Information shown:

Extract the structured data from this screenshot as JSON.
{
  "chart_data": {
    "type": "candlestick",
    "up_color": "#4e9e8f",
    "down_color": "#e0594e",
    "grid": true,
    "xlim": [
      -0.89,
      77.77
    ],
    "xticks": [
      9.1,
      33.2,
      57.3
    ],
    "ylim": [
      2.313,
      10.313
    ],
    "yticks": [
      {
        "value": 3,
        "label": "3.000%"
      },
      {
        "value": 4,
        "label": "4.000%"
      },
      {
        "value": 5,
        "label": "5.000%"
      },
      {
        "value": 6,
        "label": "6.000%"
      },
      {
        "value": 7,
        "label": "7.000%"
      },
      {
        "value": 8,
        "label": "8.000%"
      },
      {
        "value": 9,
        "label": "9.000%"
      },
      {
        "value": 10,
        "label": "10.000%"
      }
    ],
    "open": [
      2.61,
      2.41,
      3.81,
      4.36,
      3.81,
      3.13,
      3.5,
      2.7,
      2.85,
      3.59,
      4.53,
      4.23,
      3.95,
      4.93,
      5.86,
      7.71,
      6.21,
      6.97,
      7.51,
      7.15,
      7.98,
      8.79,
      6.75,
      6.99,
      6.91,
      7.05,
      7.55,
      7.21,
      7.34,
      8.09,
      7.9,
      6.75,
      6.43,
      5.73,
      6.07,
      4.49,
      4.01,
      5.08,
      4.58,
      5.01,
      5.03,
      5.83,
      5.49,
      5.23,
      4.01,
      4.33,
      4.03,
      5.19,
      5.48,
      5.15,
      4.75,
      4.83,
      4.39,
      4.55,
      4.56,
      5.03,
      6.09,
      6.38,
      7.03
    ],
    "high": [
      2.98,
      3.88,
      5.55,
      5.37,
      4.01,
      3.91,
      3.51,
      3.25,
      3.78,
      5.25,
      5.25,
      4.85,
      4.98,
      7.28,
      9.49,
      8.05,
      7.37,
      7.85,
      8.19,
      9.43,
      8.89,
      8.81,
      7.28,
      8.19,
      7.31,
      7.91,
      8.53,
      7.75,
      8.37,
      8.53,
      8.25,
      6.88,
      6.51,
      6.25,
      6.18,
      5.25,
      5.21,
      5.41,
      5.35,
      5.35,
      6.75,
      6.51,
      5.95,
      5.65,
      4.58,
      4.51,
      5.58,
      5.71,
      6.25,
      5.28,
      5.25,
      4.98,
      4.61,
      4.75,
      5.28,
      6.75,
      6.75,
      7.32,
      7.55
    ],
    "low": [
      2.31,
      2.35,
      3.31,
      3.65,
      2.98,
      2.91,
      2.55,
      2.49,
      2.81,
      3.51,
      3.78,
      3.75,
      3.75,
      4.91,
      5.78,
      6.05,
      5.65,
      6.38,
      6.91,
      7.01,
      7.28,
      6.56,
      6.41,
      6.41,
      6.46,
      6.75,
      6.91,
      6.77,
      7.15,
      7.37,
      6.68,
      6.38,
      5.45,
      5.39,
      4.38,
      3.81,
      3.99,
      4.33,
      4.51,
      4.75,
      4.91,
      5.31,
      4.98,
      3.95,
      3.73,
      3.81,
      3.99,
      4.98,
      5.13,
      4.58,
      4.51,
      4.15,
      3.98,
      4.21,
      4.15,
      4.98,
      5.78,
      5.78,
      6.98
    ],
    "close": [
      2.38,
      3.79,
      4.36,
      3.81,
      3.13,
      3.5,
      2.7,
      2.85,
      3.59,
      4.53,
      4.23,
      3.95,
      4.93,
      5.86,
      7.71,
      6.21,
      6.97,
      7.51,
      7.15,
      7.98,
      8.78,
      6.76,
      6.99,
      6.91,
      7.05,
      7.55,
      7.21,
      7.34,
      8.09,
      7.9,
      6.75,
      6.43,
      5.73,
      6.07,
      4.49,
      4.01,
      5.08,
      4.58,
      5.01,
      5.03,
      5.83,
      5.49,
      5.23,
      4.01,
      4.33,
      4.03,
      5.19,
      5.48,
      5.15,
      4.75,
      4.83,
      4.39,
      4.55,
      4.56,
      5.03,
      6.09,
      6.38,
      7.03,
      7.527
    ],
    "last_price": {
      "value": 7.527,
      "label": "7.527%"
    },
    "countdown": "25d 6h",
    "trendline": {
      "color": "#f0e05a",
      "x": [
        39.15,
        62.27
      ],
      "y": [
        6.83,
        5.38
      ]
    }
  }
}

The exercise: Lines that include the word "label" are to be extracted from the data above.

Written answer:
        "label": "3.000%"
        "label": "4.000%"
        "label": "5.000%"
        "label": "6.000%"
        "label": "7.000%"
        "label": "8.000%"
        "label": "9.000%"
        "label": "10.000%"
      "label": "7.527%"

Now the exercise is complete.